#### Data provided:

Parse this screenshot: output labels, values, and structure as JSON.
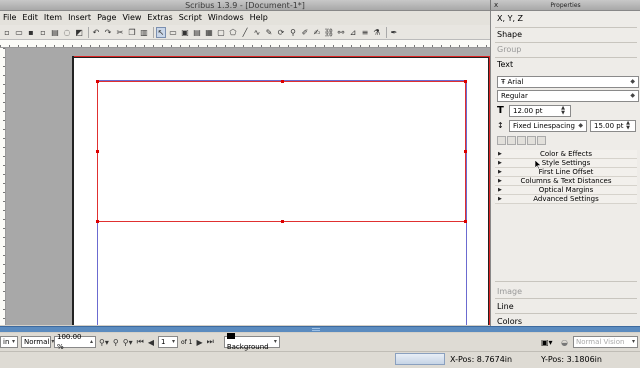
{
  "window": {
    "title": "Scribus 1.3.9 - [Document-1*]"
  },
  "properties_panel": {
    "title": "Properties",
    "close_glyph": "x",
    "tabs": [
      "X, Y, Z",
      "Shape",
      "Group",
      "Text"
    ],
    "bottom_tabs": [
      "Image",
      "Line",
      "Colors"
    ],
    "font_family": "Arial",
    "font_prefix_icon": "T-icon",
    "font_style": "Regular",
    "font_size": "12.00 pt",
    "line_spacing_mode": "Fixed Linespacing",
    "line_spacing_value": "15.00 pt",
    "sections": [
      "Color & Effects",
      "Style Settings",
      "First Line Offset",
      "Columns & Text Distances",
      "Optical Margins",
      "Advanced Settings"
    ]
  },
  "menubar": {
    "items": [
      "File",
      "Edit",
      "Item",
      "Insert",
      "Page",
      "View",
      "Extras",
      "Script",
      "Windows",
      "Help"
    ]
  },
  "statusbar": {
    "unit": "in",
    "mode": "Normal",
    "zoom": "100.00 %",
    "page_number": "1",
    "page_of": "of 1",
    "layer": "Background",
    "view_mode": "Normal Vision",
    "x_pos": "X-Pos: 8.7674in",
    "y_pos": "Y-Pos: 3.1806in"
  },
  "colors": {
    "frame_border": "#e03030",
    "margin_guide": "#6b6bd0",
    "splitter": "#5b8bbf"
  }
}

#### Short problem:
In your copy of the records, include no pictures; repeat everything else exactly.

#### Answer to this problem:
Parse this screenshot: output labels, values, and structure as JSON.
{
  "window": {
    "title": "Scribus 1.3.9 - [Document-1*]"
  },
  "properties_panel": {
    "title": "Properties",
    "close_glyph": "x",
    "tabs": [
      "X, Y, Z",
      "Shape",
      "Group",
      "Text"
    ],
    "bottom_tabs": [
      "Image",
      "Line",
      "Colors"
    ],
    "font_family": "Arial",
    "font_prefix_icon": "T-icon",
    "font_style": "Regular",
    "font_size": "12.00 pt",
    "line_spacing_mode": "Fixed Linespacing",
    "line_spacing_value": "15.00 pt",
    "sections": [
      "Color & Effects",
      "Style Settings",
      "First Line Offset",
      "Columns & Text Distances",
      "Optical Margins",
      "Advanced Settings"
    ]
  },
  "menubar": {
    "items": [
      "File",
      "Edit",
      "Item",
      "Insert",
      "Page",
      "View",
      "Extras",
      "Script",
      "Windows",
      "Help"
    ]
  },
  "statusbar": {
    "unit": "in",
    "mode": "Normal",
    "zoom": "100.00 %",
    "page_number": "1",
    "page_of": "of 1",
    "layer": "Background",
    "view_mode": "Normal Vision",
    "x_pos": "X-Pos: 8.7674in",
    "y_pos": "Y-Pos: 3.1806in"
  },
  "colors": {
    "frame_border": "#e03030",
    "margin_guide": "#6b6bd0",
    "splitter": "#5b8bbf"
  }
}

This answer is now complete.